◆ **Data**:
———
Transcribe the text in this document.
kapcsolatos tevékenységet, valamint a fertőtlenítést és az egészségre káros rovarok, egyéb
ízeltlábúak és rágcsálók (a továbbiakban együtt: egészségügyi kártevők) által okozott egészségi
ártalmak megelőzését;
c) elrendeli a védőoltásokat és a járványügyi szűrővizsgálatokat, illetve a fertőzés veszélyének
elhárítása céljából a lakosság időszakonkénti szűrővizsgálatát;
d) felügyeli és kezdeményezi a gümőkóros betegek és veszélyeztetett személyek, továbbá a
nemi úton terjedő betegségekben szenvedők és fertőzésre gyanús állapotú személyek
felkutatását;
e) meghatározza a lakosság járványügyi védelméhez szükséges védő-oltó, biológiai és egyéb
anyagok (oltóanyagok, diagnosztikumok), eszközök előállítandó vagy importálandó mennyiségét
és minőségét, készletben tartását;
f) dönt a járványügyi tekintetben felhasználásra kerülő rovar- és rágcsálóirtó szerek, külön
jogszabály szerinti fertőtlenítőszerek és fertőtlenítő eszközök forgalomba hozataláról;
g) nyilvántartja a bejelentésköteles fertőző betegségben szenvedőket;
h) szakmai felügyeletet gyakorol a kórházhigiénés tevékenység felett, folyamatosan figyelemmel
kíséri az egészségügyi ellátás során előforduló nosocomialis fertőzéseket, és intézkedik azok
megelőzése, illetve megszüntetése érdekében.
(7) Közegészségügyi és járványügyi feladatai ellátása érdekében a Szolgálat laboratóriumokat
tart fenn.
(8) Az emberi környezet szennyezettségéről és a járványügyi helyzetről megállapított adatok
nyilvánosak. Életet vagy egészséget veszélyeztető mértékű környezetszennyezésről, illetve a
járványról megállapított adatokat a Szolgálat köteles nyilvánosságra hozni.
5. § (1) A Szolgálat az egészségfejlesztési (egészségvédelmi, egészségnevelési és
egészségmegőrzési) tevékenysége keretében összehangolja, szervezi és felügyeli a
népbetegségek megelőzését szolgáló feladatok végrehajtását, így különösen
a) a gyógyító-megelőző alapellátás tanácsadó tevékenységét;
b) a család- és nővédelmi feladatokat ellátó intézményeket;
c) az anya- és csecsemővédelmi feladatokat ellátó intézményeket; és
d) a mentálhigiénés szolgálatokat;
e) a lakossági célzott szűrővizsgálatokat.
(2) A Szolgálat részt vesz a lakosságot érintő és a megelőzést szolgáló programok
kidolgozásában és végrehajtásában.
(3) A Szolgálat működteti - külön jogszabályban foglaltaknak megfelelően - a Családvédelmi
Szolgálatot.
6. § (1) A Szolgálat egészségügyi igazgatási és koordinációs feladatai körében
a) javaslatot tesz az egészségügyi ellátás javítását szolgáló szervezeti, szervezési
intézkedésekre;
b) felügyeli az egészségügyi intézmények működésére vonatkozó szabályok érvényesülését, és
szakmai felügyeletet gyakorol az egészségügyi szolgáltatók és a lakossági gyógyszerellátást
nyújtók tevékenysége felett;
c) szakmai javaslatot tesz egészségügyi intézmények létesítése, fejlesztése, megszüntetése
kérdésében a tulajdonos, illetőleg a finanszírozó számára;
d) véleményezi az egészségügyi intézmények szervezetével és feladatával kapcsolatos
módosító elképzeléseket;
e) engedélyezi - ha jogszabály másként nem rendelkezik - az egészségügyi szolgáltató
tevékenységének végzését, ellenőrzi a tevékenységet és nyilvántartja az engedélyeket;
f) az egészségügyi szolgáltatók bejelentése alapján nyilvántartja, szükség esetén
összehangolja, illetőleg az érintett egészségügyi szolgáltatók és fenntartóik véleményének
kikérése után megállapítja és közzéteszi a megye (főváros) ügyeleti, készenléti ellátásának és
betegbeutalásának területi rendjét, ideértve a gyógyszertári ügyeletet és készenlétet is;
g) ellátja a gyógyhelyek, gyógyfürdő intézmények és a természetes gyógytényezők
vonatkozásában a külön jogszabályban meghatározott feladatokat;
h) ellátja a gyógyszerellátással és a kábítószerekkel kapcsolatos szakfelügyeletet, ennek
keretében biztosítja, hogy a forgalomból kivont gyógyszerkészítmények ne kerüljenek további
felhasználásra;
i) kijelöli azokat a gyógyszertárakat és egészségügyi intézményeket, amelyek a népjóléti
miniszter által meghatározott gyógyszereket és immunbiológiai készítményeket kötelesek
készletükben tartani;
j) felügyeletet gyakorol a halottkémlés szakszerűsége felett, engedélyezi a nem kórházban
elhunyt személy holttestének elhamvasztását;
———
◆ **Exercise**:
Emit the full listing verbatim.

◆ **The answer**:
Transcribe the text in this document.
kapcsolatos tevékenységet, valamint a fertőtlenítést és az egészségre káros rovarok, egyéb
ízeltlábúak és rágcsálók (a továbbiakban együtt: egészségügyi kártevők) által okozott egészségi
ártalmak megelőzését;
c) elrendeli a védőoltásokat és a járványügyi szűrővizsgálatokat, illetve a fertőzés veszélyének
elhárítása céljából a lakosság időszakonkénti szűrővizsgálatát;
d) felügyeli és kezdeményezi a gümőkóros betegek és veszélyeztetett személyek, továbbá a
nemi úton terjedő betegségekben szenvedők és fertőzésre gyanús állapotú személyek
felkutatását;
e) meghatározza a lakosság járványügyi védelméhez szükséges védő-oltó, biológiai és egyéb
anyagok (oltóanyagok, diagnosztikumok), eszközök előállítandó vagy importálandó mennyiségét
és minőségét, készletben tartását;
f) dönt a járványügyi tekintetben felhasználásra kerülő rovar- és rágcsálóirtó szerek, külön
jogszabály szerinti fertőtlenítőszerek és fertőtlenítő eszközök forgalomba hozataláról;
g) nyilvántartja a bejelentésköteles fertőző betegségben szenvedőket;
h) szakmai felügyeletet gyakorol a kórházhigiénés tevékenység felett, folyamatosan figyelemmel
kíséri az egészségügyi ellátás során előforduló nosocomialis fertőzéseket, és intézkedik azok
megelőzése, illetve megszüntetése érdekében.
(7) Közegészségügyi és járványügyi feladatai ellátása érdekében a Szolgálat laboratóriumokat
tart fenn.
(8) Az emberi környezet szennyezettségéről és a járványügyi helyzetről megállapított adatok
nyilvánosak. Életet vagy egészséget veszélyeztető mértékű környezetszennyezésről, illetve a
járványról megállapított adatokat a Szolgálat köteles nyilvánosságra hozni.
5. § (1) A Szolgálat az egészségfejlesztési (egészségvédelmi, egészségnevelési és
egészségmegőrzési) tevékenysége keretében összehangolja, szervezi és felügyeli a
népbetegségek megelőzését szolgáló feladatok végrehajtását, így különösen
a) a gyógyító-megelőző alapellátás tanácsadó tevékenységét;
b) a család- és nővédelmi feladatokat ellátó intézményeket;
c) az anya- és csecsemővédelmi feladatokat ellátó intézményeket; és
d) a mentálhigiénés szolgálatokat;
e) a lakossági célzott szűrővizsgálatokat.
(2) A Szolgálat részt vesz a lakosságot érintő és a megelőzést szolgáló programok
kidolgozásában és végrehajtásában.
(3) A Szolgálat működteti - külön jogszabályban foglaltaknak megfelelően - a Családvédelmi
Szolgálatot.
6. § (1) A Szolgálat egészségügyi igazgatási és koordinációs feladatai körében
a) javaslatot tesz az egészségügyi ellátás javítását szolgáló szervezeti, szervezési
intézkedésekre;
b) felügyeli az egészségügyi intézmények működésére vonatkozó szabályok érvényesülését, és
szakmai felügyeletet gyakorol az egészségügyi szolgáltatók és a lakossági gyógyszerellátást
nyújtók tevékenysége felett;
c) szakmai javaslatot tesz egészségügyi intézmények létesítése, fejlesztése, megszüntetése
kérdésében a tulajdonos, illetőleg a finanszírozó számára;
d) véleményezi az egészségügyi intézmények szervezetével és feladatával kapcsolatos
módosító elképzeléseket;
e) engedélyezi - ha jogszabály másként nem rendelkezik - az egészségügyi szolgáltató
tevékenységének végzését, ellenőrzi a tevékenységet és nyilvántartja az engedélyeket;
f) az egészségügyi szolgáltatók bejelentése alapján nyilvántartja, szükség esetén
összehangolja, illetőleg az érintett egészségügyi szolgáltatók és fenntartóik véleményének
kikérése után megállapítja és közzéteszi a megye (főváros) ügyeleti, készenléti ellátásának és
betegbeutalásának területi rendjét, ideértve a gyógyszertári ügyeletet és készenlétet is;
g) ellátja a gyógyhelyek, gyógyfürdő intézmények és a természetes gyógytényezők
vonatkozásában a külön jogszabályban meghatározott feladatokat;
h) ellátja a gyógyszerellátással és a kábítószerekkel kapcsolatos szakfelügyeletet, ennek
keretében biztosítja, hogy a forgalomból kivont gyógyszerkészítmények ne kerüljenek további
felhasználásra;
i) kijelöli azokat a gyógyszertárakat és egészségügyi intézményeket, amelyek a népjóléti
miniszter által meghatározott gyógyszereket és immunbiológiai készítményeket kötelesek
készletükben tartani;
j) felügyeletet gyakorol a halottkémlés szakszerűsége felett, engedélyezi a nem kórházban
elhunyt személy holttestének elhamvasztását;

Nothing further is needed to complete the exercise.